» **Work to do**: Among the records below, find each line that includes the string "Randomized" and copy it.

» **Data supplied**:
>> start
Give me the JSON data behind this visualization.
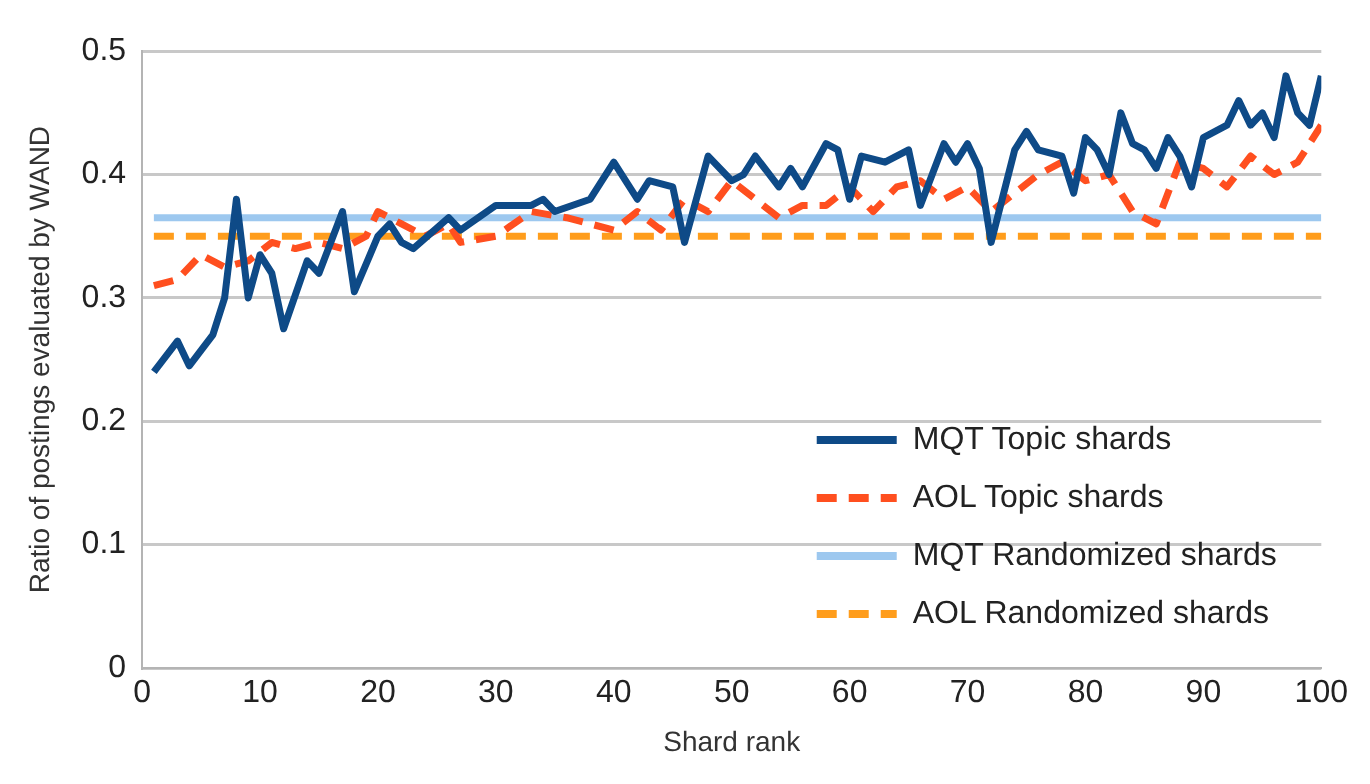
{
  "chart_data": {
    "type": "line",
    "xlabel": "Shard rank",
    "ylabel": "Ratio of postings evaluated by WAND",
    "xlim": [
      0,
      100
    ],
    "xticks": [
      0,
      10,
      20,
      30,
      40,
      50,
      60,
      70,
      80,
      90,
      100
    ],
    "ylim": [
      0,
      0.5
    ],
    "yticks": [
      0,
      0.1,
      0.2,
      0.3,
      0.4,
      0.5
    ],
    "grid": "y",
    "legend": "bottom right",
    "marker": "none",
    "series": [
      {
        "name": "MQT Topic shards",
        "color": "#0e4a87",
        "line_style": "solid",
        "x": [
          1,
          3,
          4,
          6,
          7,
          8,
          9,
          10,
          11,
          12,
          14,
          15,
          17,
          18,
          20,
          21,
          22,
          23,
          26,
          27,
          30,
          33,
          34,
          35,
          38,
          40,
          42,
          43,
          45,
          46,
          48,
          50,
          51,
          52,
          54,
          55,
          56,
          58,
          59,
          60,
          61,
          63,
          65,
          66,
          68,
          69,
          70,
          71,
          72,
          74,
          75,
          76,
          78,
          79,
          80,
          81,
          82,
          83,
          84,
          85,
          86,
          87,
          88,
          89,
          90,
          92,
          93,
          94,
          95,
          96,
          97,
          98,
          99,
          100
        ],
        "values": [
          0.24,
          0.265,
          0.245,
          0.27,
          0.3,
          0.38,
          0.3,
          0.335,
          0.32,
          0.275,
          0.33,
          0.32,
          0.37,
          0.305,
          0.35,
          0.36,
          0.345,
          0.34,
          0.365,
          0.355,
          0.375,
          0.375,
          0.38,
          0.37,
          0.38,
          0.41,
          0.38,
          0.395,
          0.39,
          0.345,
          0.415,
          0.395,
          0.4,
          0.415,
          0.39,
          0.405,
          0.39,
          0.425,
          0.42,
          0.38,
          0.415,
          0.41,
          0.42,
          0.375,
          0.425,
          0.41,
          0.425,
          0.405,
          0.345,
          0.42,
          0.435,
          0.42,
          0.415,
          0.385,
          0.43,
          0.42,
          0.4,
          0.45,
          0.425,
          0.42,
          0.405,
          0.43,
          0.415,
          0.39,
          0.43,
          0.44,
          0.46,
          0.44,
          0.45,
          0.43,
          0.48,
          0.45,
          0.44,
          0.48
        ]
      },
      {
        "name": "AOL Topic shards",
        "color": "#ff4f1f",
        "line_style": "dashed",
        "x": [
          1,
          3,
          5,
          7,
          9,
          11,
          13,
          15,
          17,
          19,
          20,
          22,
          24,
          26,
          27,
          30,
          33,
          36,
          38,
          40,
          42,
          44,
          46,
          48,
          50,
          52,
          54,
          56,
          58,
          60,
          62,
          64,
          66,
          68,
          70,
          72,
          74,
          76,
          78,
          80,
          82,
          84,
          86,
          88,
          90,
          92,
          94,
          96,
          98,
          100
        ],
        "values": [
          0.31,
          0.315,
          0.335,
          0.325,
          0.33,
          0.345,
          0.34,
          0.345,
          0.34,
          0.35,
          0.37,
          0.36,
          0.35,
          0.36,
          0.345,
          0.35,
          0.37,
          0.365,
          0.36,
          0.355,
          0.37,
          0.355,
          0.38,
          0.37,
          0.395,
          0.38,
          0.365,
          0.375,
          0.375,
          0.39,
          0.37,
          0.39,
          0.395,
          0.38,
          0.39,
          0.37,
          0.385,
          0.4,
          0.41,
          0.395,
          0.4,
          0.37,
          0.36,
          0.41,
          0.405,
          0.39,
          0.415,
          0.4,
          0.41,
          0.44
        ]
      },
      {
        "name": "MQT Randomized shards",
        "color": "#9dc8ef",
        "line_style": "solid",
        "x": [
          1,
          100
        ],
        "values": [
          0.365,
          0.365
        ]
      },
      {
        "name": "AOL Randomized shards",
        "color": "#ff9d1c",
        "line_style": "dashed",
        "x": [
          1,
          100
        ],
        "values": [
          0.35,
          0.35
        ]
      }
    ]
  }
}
>> end
» **Expected answer**:
        "name": "MQT Randomized shards",
        "name": "AOL Randomized shards",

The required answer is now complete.